═══ RECORDS FOR THIS TASK

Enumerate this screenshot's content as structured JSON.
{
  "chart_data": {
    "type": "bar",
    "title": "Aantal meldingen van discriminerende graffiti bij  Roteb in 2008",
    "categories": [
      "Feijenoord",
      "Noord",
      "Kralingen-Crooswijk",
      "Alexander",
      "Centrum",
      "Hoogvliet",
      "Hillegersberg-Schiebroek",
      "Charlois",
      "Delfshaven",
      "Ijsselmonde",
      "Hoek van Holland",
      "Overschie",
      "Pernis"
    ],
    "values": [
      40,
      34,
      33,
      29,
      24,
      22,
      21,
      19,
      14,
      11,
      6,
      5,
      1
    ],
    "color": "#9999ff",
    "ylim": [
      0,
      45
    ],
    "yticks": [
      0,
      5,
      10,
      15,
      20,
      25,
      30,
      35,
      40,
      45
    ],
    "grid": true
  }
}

══════
═══ RECORDS FOR THIS TASK

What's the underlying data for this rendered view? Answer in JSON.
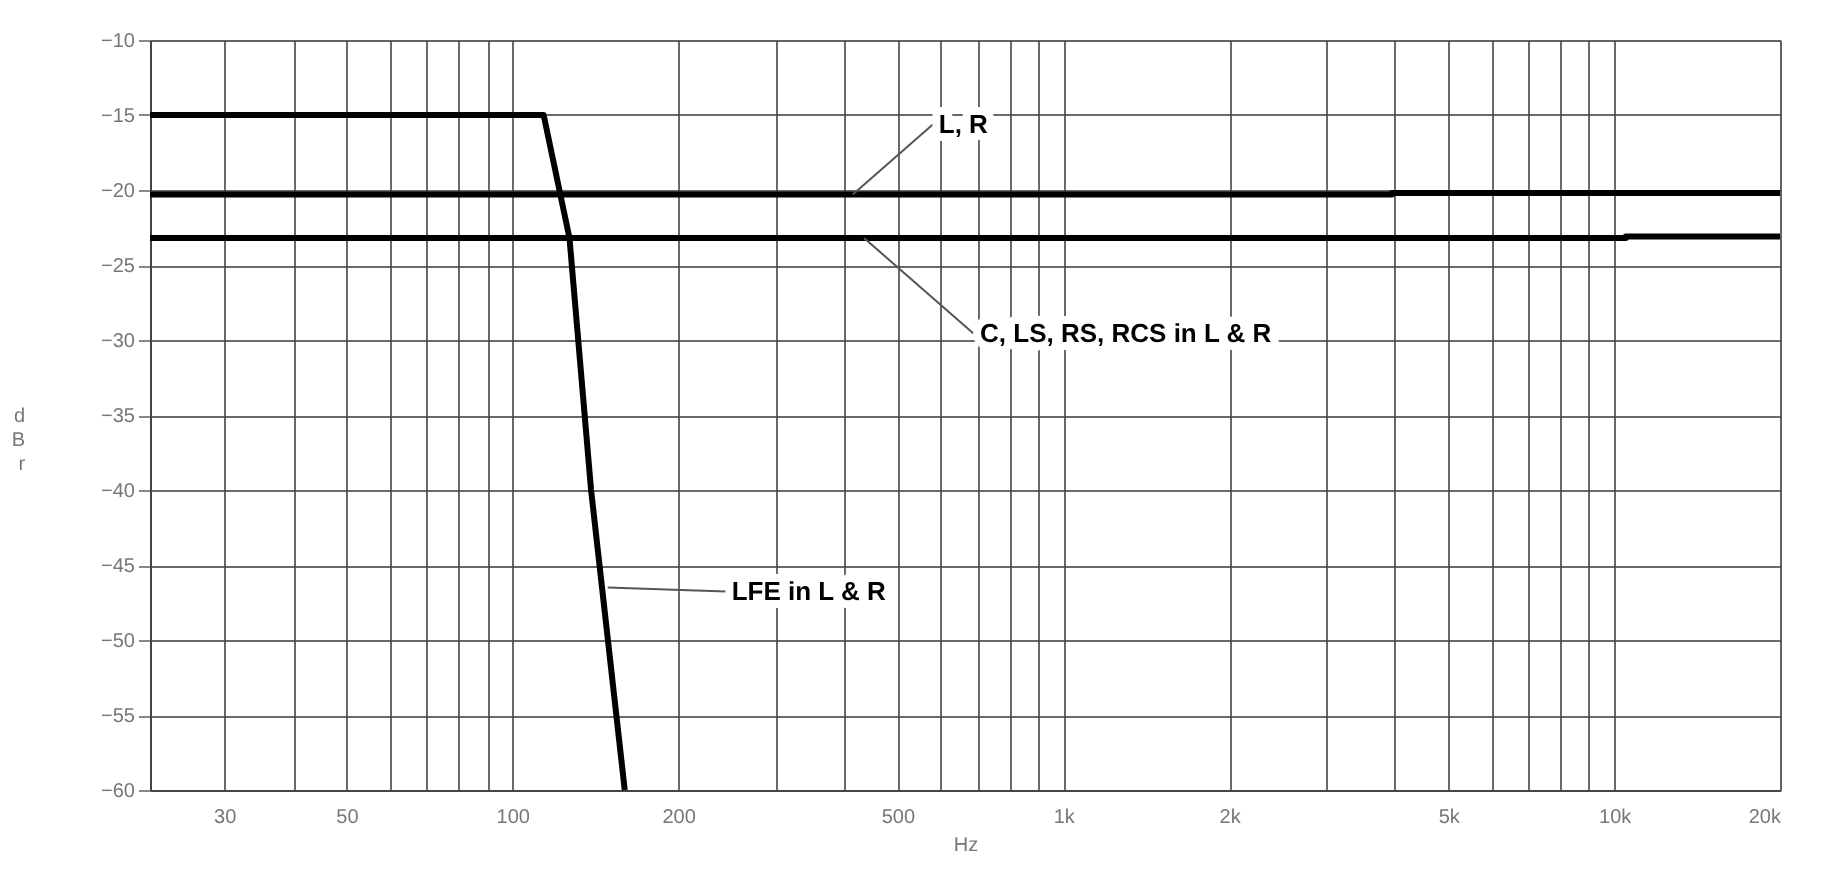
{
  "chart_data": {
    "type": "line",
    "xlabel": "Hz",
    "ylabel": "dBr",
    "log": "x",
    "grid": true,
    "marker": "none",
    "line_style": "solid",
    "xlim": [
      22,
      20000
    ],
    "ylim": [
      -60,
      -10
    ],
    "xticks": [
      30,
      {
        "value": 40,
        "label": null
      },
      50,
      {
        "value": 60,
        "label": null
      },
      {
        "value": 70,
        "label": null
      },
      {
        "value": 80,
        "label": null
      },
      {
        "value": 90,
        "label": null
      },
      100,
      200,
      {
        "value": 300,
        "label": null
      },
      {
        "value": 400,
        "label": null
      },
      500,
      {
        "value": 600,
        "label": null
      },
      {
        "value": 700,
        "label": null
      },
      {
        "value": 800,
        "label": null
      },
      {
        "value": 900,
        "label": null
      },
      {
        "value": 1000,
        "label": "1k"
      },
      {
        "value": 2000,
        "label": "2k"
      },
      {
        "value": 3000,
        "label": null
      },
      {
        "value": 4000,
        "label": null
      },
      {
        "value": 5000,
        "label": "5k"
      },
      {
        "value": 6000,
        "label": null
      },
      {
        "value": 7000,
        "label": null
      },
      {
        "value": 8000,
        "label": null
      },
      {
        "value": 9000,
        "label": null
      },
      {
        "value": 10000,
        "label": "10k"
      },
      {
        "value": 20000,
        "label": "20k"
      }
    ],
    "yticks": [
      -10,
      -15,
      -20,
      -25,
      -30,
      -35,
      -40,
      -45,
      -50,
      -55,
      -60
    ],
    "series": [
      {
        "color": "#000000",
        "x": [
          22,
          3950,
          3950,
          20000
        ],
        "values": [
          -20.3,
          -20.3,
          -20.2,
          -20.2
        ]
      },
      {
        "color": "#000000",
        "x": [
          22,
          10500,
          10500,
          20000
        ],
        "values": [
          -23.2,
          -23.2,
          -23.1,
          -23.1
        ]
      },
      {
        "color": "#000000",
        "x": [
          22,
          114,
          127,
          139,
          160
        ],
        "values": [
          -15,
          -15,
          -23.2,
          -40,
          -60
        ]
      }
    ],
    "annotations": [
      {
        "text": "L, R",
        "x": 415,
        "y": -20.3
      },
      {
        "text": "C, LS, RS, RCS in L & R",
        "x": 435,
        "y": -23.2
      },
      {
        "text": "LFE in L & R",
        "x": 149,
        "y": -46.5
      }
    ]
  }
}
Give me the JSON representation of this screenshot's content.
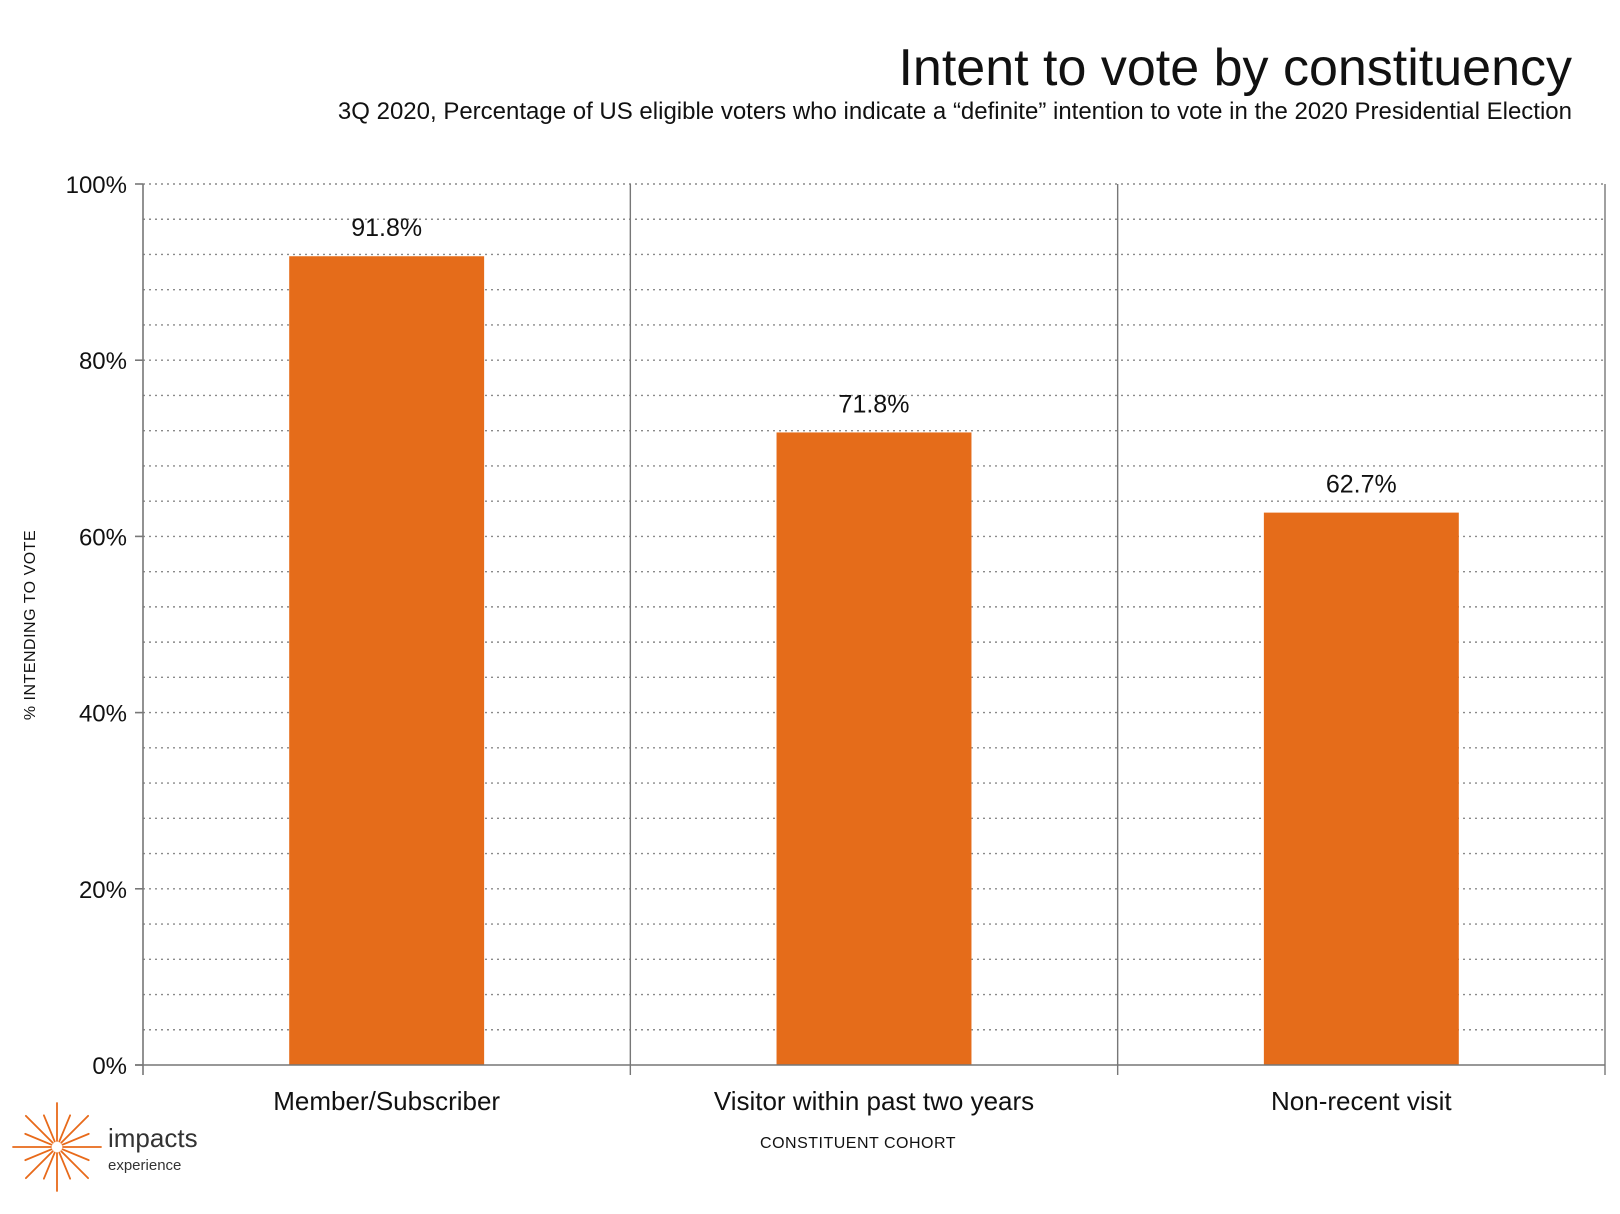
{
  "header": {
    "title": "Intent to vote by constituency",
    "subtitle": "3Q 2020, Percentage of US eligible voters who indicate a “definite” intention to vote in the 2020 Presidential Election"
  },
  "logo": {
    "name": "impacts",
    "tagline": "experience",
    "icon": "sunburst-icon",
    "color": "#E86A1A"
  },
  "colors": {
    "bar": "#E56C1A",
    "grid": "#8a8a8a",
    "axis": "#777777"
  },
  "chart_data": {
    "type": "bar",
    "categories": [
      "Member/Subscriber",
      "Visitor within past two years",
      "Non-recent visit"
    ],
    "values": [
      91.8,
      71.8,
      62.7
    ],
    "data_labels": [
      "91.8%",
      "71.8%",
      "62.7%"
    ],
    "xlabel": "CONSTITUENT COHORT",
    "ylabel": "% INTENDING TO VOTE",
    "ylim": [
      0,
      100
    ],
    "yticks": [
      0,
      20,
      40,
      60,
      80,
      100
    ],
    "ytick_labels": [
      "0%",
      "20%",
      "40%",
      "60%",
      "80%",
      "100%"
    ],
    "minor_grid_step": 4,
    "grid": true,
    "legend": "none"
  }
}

══════

*EXERCISE INSTRUCTIONS*. What is the number of lines holding the word "xlabel"? State it alone.

*CORRECT OUTPUT*. 2